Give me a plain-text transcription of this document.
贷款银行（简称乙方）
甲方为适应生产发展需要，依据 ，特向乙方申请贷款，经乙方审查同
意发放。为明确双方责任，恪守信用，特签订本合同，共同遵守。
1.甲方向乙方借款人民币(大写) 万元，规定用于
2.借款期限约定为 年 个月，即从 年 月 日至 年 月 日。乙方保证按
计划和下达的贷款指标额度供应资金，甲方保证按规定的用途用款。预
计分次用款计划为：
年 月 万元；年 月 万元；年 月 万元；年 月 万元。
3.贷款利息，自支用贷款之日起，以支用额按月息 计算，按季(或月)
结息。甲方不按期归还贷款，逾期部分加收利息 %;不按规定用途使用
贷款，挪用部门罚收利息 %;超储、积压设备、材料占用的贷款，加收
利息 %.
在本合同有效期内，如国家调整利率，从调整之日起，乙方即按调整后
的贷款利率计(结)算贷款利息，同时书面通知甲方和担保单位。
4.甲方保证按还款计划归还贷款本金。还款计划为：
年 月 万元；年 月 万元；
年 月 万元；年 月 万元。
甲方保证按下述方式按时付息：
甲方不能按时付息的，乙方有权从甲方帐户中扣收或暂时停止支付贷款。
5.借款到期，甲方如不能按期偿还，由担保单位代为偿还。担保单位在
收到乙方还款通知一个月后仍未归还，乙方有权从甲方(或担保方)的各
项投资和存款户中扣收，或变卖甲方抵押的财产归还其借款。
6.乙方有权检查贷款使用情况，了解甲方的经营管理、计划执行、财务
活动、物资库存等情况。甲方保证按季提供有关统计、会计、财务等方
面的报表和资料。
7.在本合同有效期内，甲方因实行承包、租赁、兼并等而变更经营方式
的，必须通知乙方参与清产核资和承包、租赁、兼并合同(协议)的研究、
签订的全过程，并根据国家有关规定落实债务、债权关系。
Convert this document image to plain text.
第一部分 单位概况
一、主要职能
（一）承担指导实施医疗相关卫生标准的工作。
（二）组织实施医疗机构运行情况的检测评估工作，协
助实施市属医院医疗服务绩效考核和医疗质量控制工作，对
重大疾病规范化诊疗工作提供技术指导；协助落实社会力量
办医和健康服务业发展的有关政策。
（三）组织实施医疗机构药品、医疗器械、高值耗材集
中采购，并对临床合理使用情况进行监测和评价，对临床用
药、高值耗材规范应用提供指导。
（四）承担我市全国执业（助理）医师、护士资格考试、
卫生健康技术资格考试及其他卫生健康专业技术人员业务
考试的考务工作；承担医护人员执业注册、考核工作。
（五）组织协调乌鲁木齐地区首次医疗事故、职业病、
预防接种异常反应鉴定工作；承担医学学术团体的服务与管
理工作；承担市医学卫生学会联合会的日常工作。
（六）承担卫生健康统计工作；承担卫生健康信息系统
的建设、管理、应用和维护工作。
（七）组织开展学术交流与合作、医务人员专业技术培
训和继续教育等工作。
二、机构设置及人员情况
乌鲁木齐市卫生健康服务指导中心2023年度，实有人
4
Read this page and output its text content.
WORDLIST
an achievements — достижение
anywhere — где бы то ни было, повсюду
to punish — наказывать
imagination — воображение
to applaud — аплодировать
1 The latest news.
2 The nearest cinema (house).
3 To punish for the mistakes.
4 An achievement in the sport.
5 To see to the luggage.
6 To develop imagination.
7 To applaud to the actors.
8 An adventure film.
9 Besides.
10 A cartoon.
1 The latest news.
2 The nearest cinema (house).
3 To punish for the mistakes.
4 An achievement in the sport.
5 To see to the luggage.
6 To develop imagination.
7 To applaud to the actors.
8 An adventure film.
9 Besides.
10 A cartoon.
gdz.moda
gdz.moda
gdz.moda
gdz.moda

•••

Goal of the exercise: Extract the whole listing, character for character.

Written answer:
Give me a plain-text transcription of this document.
贷款银行（简称乙方）
甲方为适应生产发展需要，依据 ，特向乙方申请贷款，经乙方审查同
意发放。为明确双方责任，恪守信用，特签订本合同，共同遵守。
1.甲方向乙方借款人民币(大写) 万元，规定用于
2.借款期限约定为 年 个月，即从 年 月 日至 年 月 日。乙方保证按
计划和下达的贷款指标额度供应资金，甲方保证按规定的用途用款。预
计分次用款计划为：
年 月 万元；年 月 万元；年 月 万元；年 月 万元。
3.贷款利息，自支用贷款之日起，以支用额按月息 计算，按季(或月)
结息。甲方不按期归还贷款，逾期部分加收利息 %;不按规定用途使用
贷款，挪用部门罚收利息 %;超储、积压设备、材料占用的贷款，加收
利息 %.
在本合同有效期内，如国家调整利率，从调整之日起，乙方即按调整后
的贷款利率计(结)算贷款利息，同时书面通知甲方和担保单位。
4.甲方保证按还款计划归还贷款本金。还款计划为：
年 月 万元；年 月 万元；
年 月 万元；年 月 万元。
甲方保证按下述方式按时付息：
甲方不能按时付息的，乙方有权从甲方帐户中扣收或暂时停止支付贷款。
5.借款到期，甲方如不能按期偿还，由担保单位代为偿还。担保单位在
收到乙方还款通知一个月后仍未归还，乙方有权从甲方(或担保方)的各
项投资和存款户中扣收，或变卖甲方抵押的财产归还其借款。
6.乙方有权检查贷款使用情况，了解甲方的经营管理、计划执行、财务
活动、物资库存等情况。甲方保证按季提供有关统计、会计、财务等方
面的报表和资料。
7.在本合同有效期内，甲方因实行承包、租赁、兼并等而变更经营方式
的，必须通知乙方参与清产核资和承包、租赁、兼并合同(协议)的研究、
签订的全过程，并根据国家有关规定落实债务、债权关系。
Convert this document image to plain text.
第一部分 单位概况
一、主要职能
（一）承担指导实施医疗相关卫生标准的工作。
（二）组织实施医疗机构运行情况的检测评估工作，协
助实施市属医院医疗服务绩效考核和医疗质量控制工作，对
重大疾病规范化诊疗工作提供技术指导；协助落实社会力量
办医和健康服务业发展的有关政策。
（三）组织实施医疗机构药品、医疗器械、高值耗材集
中采购，并对临床合理使用情况进行监测和评价，对临床用
药、高值耗材规范应用提供指导。
（四）承担我市全国执业（助理）医师、护士资格考试、
卫生健康技术资格考试及其他卫生健康专业技术人员业务
考试的考务工作；承担医护人员执业注册、考核工作。
（五）组织协调乌鲁木齐地区首次医疗事故、职业病、
预防接种异常反应鉴定工作；承担医学学术团体的服务与管
理工作；承担市医学卫生学会联合会的日常工作。
（六）承担卫生健康统计工作；承担卫生健康信息系统
的建设、管理、应用和维护工作。
（七）组织开展学术交流与合作、医务人员专业技术培
训和继续教育等工作。
二、机构设置及人员情况
乌鲁木齐市卫生健康服务指导中心2023年度，实有人
4
Read this page and output its text content.
WORDLIST
an achievements — достижение
anywhere — где бы то ни было, повсюду
to punish — наказывать
imagination — воображение
to applaud — аплодировать
1 The latest news.
2 The nearest cinema (house).
3 To punish for the mistakes.
4 An achievement in the sport.
5 To see to the luggage.
6 To develop imagination.
7 To applaud to the actors.
8 An adventure film.
9 Besides.
10 A cartoon.
1 The latest news.
2 The nearest cinema (house).
3 To punish for the mistakes.
4 An achievement in the sport.
5 To see to the luggage.
6 To develop imagination.
7 To applaud to the actors.
8 An adventure film.
9 Besides.
10 A cartoon.
gdz.moda
gdz.moda
gdz.moda
gdz.moda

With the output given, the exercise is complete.